_Exercise data_.
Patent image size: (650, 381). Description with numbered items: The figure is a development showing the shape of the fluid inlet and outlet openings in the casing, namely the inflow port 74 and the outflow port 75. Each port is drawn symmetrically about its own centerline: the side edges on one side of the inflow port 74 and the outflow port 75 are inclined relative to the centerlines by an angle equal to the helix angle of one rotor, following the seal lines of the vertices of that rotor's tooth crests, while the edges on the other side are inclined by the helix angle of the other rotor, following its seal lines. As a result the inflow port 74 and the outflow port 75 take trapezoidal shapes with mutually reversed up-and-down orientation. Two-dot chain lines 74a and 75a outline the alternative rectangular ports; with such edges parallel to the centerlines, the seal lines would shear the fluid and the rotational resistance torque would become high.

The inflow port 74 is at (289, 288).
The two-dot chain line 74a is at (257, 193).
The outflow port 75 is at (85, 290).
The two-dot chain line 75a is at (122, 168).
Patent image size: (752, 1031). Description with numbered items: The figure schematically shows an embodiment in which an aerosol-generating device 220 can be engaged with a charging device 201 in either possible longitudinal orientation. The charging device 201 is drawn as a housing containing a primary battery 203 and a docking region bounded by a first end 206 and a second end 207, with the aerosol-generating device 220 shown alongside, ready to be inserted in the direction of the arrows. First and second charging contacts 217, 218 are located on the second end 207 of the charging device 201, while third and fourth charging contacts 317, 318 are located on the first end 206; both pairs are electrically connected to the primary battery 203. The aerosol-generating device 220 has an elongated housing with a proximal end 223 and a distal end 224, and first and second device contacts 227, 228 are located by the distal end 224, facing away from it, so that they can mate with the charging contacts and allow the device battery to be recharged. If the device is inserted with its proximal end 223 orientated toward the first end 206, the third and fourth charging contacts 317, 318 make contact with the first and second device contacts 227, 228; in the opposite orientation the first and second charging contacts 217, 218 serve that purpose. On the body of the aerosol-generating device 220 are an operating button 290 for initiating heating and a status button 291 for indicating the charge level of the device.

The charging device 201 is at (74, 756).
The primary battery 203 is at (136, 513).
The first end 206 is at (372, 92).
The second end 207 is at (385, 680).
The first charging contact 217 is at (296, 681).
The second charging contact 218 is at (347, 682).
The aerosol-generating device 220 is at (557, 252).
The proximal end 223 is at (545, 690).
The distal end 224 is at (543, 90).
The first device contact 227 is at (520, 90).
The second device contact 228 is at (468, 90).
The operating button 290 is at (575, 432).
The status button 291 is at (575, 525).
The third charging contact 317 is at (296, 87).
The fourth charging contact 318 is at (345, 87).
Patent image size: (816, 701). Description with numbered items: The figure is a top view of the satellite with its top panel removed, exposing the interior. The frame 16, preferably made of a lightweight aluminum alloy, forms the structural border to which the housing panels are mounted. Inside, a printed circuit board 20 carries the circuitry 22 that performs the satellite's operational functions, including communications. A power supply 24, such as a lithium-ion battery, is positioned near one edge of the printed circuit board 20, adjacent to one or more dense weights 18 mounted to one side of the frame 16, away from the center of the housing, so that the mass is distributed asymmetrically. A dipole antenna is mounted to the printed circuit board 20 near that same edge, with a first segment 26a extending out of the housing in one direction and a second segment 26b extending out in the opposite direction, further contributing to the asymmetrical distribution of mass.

_Goal_.
Rewrite all of the data above as a numbered list, one line per item, and leave out the blank lines.

_Solution to the problem_.
1. Patent image size: (650, 381). Description with numbered items: The figure is a development showing the shape of the fluid inlet and outlet openings in the casing, namely the inflow port 74 and the outflow port 75. Each port is drawn symmetrically about its own centerline: the side edges on one side of the inflow port 74 and the outflow port 75 are inclined relative to the centerlines by an angle equal to the helix angle of one rotor, following the seal lines of the vertices of that rotor's tooth crests, while the edges on the other side are inclined by the helix angle of the other rotor, following its seal lines. As a result the inflow port 74 and the outflow port 75 take trapezoidal shapes with mutually reversed up-and-down orientation. Two-dot chain lines 74a and 75a outline the alternative rectangular ports; with such edges parallel to the centerlines, the seal lines would shear the fluid and the rotational resistance torque would become high.
2. The inflow port 74 is at (289, 288).
3. The two-dot chain line 74a is at (257, 193).
4. The outflow port 75 is at (85, 290).
5. The two-dot chain line 75a is at (122, 168).
6. Patent image size: (752, 1031). Description with numbered items: The figure schematically shows an embodiment in which an aerosol-generating device 220 can be engaged with a charging device 201 in either possible longitudinal orientation. The charging device 201 is drawn as a housing containing a primary battery 203 and a docking region bounded by a first end 206 and a second end 207, with the aerosol-generating device 220 shown alongside, ready to be inserted in the direction of the arrows. First and second charging contacts 217, 218 are located on the second end 207 of the charging device 201, while third and fourth charging contacts 317, 318 are located on the first end 206; both pairs are electrically connected to the primary battery 203. The aerosol-generating device 220 has an elongated housing with a proximal end 223 and a distal end 224, and first and second device contacts 227, 228 are located by the distal end 224, facing away from it, so that they can mate with the charging contacts and allow the device battery to be recharged. If the device is inserted with its proximal end 223 orientated toward the first end 206, the third and fourth charging contacts 317, 318 make contact with the first and second device contacts 227, 228; in the opposite orientation the first and second charging contacts 217, 218 serve that purpose. On the body of the aerosol-generating device 220 are an operating button 290 for initiating heating and a status button 291 for indicating the charge level of the device.
7. The charging device 201 is at (74, 756).
8. The primary battery 203 is at (136, 513).
9. The first end 206 is at (372, 92).
10. The second end 207 is at (385, 680).
11. The first charging contact 217 is at (296, 681).
12. The second charging contact 218 is at (347, 682).
13. The aerosol-generating device 220 is at (557, 252).
14. The proximal end 223 is at (545, 690).
15. The distal end 224 is at (543, 90).
16. The first device contact 227 is at (520, 90).
17. The second device contact 228 is at (468, 90).
18. The operating button 290 is at (575, 432).
19. The status button 291 is at (575, 525).
20. The third charging contact 317 is at (296, 87).
21. The fourth charging contact 318 is at (345, 87).
22. Patent image size: (816, 701). Description with numbered items: The figure is a top view of the satellite with its top panel removed, exposing the interior. The frame 16, preferably made of a lightweight aluminum alloy, forms the structural border to which the housing panels are mounted. Inside, a printed circuit board 20 carries the circuitry 22 that performs the satellite's operational functions, including communications. A power supply 24, such as a lithium-ion battery, is positioned near one edge of the printed circuit board 20, adjacent to one or more dense weights 18 mounted to one side of the frame 16, away from the center of the housing, so that the mass is distributed asymmetrically. A dipole antenna is mounted to the printed circuit board 20 near that same edge, with a first segment 26a extending out of the housing in one direction and a second segment 26b extending out in the opposite direction, further contributing to the asymmetrical distribution of mass.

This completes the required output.